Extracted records
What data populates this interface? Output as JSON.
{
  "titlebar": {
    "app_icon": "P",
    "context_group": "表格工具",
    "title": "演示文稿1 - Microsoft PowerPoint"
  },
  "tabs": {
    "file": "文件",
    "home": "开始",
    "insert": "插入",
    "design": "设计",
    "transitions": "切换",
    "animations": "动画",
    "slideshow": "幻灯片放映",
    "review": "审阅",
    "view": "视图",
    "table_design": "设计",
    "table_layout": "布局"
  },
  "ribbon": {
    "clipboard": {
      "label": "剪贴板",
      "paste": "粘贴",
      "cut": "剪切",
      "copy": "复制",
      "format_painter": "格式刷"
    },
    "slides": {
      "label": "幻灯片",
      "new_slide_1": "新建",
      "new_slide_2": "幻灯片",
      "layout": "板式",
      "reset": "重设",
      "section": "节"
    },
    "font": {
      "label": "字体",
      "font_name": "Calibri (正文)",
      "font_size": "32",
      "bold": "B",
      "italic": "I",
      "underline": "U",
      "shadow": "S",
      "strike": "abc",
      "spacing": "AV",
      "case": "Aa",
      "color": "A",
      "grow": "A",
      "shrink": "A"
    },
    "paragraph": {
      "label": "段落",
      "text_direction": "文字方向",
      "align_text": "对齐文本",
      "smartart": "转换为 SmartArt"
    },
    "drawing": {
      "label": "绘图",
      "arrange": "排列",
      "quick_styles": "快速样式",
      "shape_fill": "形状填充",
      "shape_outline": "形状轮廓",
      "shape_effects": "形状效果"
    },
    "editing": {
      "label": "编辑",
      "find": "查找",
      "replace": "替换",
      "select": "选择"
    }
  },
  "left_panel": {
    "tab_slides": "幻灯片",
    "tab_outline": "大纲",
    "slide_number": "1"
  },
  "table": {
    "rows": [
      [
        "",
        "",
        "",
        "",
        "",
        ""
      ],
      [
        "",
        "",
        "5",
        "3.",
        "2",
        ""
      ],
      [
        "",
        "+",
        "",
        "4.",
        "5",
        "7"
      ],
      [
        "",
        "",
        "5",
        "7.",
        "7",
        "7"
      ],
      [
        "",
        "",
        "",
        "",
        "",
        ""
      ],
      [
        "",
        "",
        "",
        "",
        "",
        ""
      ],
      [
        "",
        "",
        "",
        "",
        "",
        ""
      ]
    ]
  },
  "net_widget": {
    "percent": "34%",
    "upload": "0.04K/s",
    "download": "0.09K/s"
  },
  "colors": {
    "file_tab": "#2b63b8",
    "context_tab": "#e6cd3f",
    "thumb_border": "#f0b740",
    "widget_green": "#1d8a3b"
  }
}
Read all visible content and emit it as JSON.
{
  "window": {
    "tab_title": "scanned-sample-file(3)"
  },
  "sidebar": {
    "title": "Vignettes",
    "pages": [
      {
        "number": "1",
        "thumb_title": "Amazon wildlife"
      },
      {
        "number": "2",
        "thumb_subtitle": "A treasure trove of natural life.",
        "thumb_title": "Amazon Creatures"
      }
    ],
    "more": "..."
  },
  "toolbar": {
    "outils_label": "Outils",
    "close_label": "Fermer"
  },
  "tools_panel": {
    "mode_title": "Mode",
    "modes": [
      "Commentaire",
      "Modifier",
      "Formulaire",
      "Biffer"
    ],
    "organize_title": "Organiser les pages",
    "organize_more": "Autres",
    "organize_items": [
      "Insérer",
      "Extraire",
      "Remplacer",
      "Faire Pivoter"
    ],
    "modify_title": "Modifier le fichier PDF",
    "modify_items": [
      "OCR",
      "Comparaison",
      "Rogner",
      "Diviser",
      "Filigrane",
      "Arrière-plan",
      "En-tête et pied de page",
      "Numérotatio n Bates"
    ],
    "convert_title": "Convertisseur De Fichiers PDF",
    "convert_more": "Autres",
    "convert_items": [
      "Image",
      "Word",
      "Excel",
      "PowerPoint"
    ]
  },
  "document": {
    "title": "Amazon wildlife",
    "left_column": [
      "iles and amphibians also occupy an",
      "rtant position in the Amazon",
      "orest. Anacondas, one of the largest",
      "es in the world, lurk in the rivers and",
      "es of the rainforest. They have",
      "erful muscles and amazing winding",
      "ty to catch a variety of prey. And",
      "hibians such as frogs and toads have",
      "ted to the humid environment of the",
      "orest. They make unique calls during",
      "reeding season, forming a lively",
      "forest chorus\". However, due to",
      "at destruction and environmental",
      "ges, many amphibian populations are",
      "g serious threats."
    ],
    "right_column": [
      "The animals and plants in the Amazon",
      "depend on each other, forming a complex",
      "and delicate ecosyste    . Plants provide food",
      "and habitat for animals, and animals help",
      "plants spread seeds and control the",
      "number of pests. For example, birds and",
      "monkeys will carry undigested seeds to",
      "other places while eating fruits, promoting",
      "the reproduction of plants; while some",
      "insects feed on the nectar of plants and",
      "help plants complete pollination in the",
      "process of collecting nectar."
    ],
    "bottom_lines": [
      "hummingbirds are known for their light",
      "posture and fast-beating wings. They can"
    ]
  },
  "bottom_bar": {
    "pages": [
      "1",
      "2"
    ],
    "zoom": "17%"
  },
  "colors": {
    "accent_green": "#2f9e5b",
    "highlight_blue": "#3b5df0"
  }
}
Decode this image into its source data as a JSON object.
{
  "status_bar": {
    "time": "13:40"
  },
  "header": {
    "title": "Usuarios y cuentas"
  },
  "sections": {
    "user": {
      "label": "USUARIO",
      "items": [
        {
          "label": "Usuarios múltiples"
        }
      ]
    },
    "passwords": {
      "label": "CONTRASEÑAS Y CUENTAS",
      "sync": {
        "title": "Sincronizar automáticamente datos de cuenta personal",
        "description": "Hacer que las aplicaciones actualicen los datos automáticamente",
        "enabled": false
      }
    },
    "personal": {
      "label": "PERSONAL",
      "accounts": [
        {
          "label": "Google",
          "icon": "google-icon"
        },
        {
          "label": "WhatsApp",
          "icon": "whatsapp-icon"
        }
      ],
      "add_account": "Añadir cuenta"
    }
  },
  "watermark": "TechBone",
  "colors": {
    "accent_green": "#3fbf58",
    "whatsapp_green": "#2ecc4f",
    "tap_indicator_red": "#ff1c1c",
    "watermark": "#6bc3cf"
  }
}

_INSTRUCTIONS TO FOLLOW_
Only lines that contain the word "other" are wanted; copy each of them.

_OUTPUT FOR THIS TASK_
      "depend on each other, forming a complex",
      "other places while eating fruits, promoting",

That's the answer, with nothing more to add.